§ **Recorded data**
-=-=-=-=-
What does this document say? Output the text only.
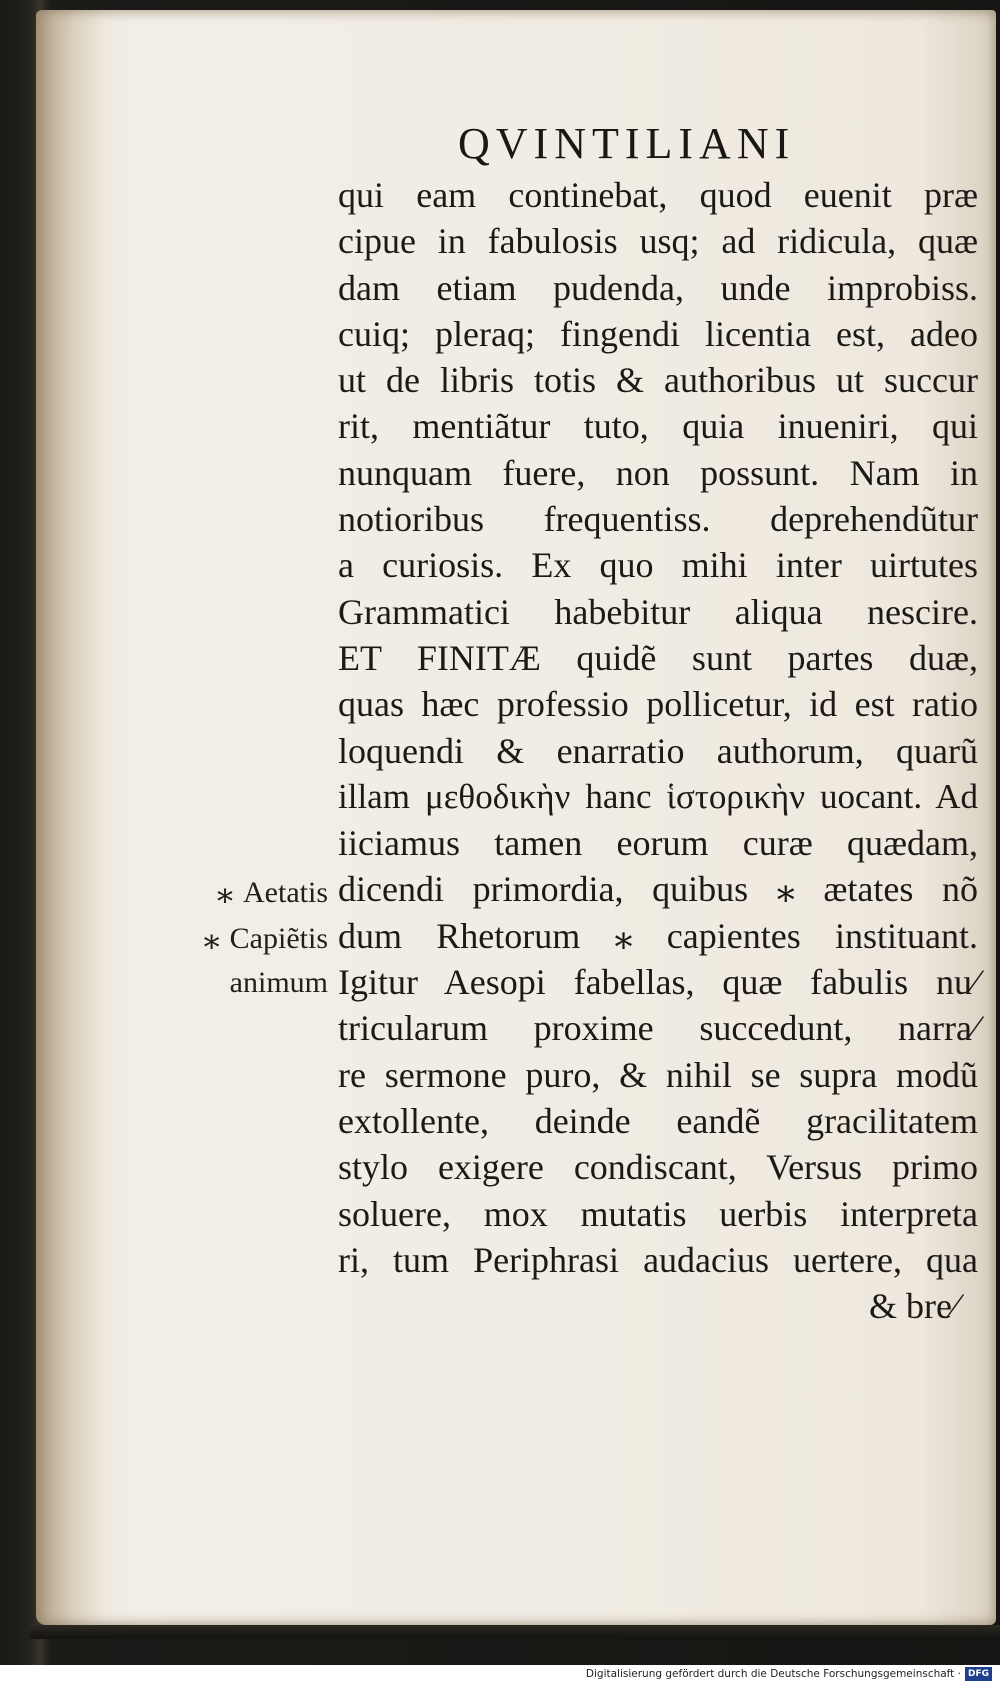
QVINTILIANI
qui eam continebat, quod euenit præ
cipue in fabulosis usq; ad ridicula, quæ
dam etiam pudenda, unde improbiss.
cuiq; pleraq; fingendi licentia est, adeo
ut de libris totis & authoribus ut succur
rit, mentiãtur tuto, quia inueniri, qui
nunquam fuere, non possunt. Nam in
notioribus frequentiss. deprehendũtur
a curiosis. Ex quo mihi inter uirtutes
Grammatici habebitur aliqua nescire.
ET FINITÆ quidẽ sunt partes duæ,
quas hæc professio pollicetur, id est ratio
loquendi & enarratio authorum, quarũ
illam μεθοδικὴν hanc ἱστορικὴν uocant. Ad
iiciamus tamen eorum curæ quædam,
dicendi primordia, quibus ⁎ ætates nõ
dum Rhetorum ⁎ capientes instituant.
Igitur Aesopi fabellas, quæ fabulis nu⁄
tricularum proxime succedunt, narra⁄
re sermone puro, & nihil se supra modũ
extollente, deinde eandẽ gracilitatem
stylo exigere condiscant, Versus primo
soluere, mox mutatis uerbis interpreta
ri, tum Periphrasi audacius uertere, qua
& bre⁄
⁎ Aetatis
⁎ Capiẽtis
animum
Digitalisierung gefördert durch die Deutsche Forschungsgemeinschaft · DFG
-=-=-=-=-
§ **Given exercise**
What comes back should match the records exactly, minus any pictures.

§ **Solution for this problem**
What does this document say? Output the text only.
QVINTILIANI
qui eam continebat, quod euenit præ
cipue in fabulosis usq; ad ridicula, quæ
dam etiam pudenda, unde improbiss.
cuiq; pleraq; fingendi licentia est, adeo
ut de libris totis & authoribus ut succur
rit, mentiãtur tuto, quia inueniri, qui
nunquam fuere, non possunt. Nam in
notioribus frequentiss. deprehendũtur
a curiosis. Ex quo mihi inter uirtutes
Grammatici habebitur aliqua nescire.
ET FINITÆ quidẽ sunt partes duæ,
quas hæc professio pollicetur, id est ratio
loquendi & enarratio authorum, quarũ
illam μεθοδικὴν hanc ἱστορικὴν uocant. Ad
iiciamus tamen eorum curæ quædam,
dicendi primordia, quibus ⁎ ætates nõ
dum Rhetorum ⁎ capientes instituant.
Igitur Aesopi fabellas, quæ fabulis nu⁄
tricularum proxime succedunt, narra⁄
re sermone puro, & nihil se supra modũ
extollente, deinde eandẽ gracilitatem
stylo exigere condiscant, Versus primo
soluere, mox mutatis uerbis interpreta
ri, tum Periphrasi audacius uertere, qua
& bre⁄
⁎ Aetatis
⁎ Capiẽtis
animum
Digitalisierung gefördert durch die Deutsche Forschungsgemeinschaft · DFG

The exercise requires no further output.